• AIM OF THE EXERCISE: Copy the rows word for word, starting with the first one and ending with the row that contains "table-row: $5.10 $4.90", including both.

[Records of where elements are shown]
+++++
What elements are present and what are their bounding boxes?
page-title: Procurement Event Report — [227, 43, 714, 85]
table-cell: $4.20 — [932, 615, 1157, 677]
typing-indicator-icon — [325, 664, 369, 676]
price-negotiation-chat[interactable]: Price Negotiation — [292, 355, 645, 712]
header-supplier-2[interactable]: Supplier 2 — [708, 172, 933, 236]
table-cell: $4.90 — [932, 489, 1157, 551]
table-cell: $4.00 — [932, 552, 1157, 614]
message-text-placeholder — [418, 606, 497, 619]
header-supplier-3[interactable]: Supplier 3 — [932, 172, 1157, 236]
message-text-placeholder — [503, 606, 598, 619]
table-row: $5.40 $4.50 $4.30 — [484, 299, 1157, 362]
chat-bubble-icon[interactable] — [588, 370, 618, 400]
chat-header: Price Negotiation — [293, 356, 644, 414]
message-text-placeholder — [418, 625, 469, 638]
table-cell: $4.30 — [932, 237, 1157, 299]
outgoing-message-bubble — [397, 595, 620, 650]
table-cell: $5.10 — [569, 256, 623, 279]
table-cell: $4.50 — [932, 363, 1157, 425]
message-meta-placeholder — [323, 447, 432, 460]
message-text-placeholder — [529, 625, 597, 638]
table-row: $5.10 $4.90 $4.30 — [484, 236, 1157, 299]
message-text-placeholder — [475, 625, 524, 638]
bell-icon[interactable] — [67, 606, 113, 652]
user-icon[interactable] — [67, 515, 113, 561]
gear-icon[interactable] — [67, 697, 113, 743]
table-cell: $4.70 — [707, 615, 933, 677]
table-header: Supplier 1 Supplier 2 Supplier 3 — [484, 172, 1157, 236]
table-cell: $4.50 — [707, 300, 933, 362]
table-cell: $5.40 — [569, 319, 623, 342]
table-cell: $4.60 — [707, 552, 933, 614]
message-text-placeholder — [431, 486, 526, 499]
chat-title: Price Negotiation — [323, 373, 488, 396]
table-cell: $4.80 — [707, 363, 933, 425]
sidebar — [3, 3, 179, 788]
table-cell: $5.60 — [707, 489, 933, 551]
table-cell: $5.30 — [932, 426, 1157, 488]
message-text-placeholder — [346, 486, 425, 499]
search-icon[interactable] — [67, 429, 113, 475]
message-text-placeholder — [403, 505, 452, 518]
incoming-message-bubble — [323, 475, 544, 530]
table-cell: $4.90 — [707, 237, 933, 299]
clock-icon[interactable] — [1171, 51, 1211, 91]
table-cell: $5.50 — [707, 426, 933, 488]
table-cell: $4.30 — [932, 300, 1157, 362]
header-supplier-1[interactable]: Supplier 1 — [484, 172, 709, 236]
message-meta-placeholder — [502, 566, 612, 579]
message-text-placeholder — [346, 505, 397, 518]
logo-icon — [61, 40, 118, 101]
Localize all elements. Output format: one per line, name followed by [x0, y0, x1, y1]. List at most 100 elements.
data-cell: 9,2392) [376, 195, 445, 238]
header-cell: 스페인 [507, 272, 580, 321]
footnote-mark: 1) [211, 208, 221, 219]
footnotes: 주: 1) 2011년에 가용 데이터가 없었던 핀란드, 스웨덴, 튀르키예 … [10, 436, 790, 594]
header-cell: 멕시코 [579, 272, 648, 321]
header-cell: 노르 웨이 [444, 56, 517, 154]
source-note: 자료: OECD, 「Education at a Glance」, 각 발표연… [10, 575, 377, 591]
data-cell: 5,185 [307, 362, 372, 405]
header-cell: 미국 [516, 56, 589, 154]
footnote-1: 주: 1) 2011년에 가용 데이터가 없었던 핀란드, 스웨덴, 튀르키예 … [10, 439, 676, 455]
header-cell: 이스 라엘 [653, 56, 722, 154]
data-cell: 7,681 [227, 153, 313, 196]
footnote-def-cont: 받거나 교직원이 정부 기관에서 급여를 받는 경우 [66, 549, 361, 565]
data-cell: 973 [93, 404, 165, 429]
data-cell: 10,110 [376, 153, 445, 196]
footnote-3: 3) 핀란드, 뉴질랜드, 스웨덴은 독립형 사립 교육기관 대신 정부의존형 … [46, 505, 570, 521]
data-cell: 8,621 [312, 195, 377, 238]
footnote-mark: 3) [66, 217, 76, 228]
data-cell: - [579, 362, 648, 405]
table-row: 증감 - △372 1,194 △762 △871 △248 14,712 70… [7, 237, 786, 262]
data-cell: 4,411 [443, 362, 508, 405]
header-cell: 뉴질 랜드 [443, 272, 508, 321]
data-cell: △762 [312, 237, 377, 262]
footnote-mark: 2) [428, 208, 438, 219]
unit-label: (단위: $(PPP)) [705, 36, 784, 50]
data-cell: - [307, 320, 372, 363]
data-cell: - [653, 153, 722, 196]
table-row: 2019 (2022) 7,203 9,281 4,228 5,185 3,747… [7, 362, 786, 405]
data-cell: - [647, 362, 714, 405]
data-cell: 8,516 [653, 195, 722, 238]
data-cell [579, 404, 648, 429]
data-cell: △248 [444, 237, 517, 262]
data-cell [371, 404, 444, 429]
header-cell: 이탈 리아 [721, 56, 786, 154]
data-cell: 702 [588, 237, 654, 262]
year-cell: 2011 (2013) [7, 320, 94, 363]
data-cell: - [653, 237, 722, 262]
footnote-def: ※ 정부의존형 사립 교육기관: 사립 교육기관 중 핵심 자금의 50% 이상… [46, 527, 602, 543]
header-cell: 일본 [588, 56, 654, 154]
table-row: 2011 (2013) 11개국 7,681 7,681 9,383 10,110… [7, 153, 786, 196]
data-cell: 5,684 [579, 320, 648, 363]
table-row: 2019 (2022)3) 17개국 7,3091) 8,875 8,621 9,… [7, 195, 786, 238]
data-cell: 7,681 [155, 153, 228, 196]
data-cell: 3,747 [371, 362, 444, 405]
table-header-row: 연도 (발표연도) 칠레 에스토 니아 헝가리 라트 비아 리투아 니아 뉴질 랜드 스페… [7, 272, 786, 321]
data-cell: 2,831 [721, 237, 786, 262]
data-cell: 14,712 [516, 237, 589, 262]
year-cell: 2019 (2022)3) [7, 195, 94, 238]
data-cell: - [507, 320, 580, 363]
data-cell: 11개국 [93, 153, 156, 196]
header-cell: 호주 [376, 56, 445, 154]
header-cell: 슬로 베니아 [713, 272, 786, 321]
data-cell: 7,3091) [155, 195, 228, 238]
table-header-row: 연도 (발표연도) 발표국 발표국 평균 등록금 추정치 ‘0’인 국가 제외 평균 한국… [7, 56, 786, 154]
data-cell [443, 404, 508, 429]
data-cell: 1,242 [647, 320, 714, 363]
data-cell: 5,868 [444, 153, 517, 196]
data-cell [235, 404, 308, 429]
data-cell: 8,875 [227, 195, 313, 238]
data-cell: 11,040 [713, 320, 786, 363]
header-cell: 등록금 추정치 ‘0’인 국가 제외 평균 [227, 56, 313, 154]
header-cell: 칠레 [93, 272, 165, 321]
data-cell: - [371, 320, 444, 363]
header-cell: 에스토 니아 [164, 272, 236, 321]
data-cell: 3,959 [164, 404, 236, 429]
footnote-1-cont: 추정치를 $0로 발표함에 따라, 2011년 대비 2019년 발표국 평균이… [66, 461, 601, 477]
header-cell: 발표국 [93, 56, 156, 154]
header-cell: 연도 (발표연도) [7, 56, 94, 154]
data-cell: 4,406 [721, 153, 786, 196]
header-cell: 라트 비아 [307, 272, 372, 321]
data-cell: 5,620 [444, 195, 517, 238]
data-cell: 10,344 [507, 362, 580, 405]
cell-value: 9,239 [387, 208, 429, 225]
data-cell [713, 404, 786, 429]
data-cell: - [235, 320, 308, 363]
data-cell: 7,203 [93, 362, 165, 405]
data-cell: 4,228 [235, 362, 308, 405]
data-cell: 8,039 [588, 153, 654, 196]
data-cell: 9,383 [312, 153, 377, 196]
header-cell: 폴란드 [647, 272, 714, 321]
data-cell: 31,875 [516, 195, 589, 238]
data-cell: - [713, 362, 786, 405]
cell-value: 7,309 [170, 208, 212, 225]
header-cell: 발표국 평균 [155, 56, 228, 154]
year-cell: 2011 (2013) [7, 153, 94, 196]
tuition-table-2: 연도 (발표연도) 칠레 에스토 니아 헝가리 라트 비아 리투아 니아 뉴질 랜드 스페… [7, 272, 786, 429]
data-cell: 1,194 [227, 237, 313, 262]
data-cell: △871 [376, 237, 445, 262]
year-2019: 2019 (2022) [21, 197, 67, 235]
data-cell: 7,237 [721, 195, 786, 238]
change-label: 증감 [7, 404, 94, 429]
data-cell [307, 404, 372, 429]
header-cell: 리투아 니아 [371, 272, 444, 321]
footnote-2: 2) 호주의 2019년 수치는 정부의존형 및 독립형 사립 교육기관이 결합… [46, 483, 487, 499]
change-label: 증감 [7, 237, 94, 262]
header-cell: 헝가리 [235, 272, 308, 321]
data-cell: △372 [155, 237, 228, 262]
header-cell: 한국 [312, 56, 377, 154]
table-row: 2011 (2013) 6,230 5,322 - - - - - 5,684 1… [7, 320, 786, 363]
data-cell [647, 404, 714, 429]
+++++
• TASK RESPONSE:
What elements are present and what are their bounding boxes?
page-title: Procurement Event Report — [227, 43, 714, 85]
table-cell: $4.20 — [932, 615, 1157, 677]
typing-indicator-icon — [325, 664, 369, 676]
price-negotiation-chat[interactable]: Price Negotiation — [292, 355, 645, 712]
header-supplier-2[interactable]: Supplier 2 — [708, 172, 933, 236]
table-cell: $4.90 — [932, 489, 1157, 551]
table-cell: $4.00 — [932, 552, 1157, 614]
message-text-placeholder — [418, 606, 497, 619]
header-supplier-3[interactable]: Supplier 3 — [932, 172, 1157, 236]
message-text-placeholder — [503, 606, 598, 619]
table-row: $5.40 $4.50 $4.30 — [484, 299, 1157, 362]
chat-bubble-icon[interactable] — [588, 370, 618, 400]
chat-header: Price Negotiation — [293, 356, 644, 414]
message-text-placeholder — [418, 625, 469, 638]
table-cell: $4.30 — [932, 237, 1157, 299]
outgoing-message-bubble — [397, 595, 620, 650]
table-cell: $5.10 — [569, 256, 623, 279]
table-cell: $4.50 — [932, 363, 1157, 425]
message-meta-placeholder — [323, 447, 432, 460]
message-text-placeholder — [529, 625, 597, 638]
table-row: $5.10 $4.90 $4.30 — [484, 236, 1157, 299]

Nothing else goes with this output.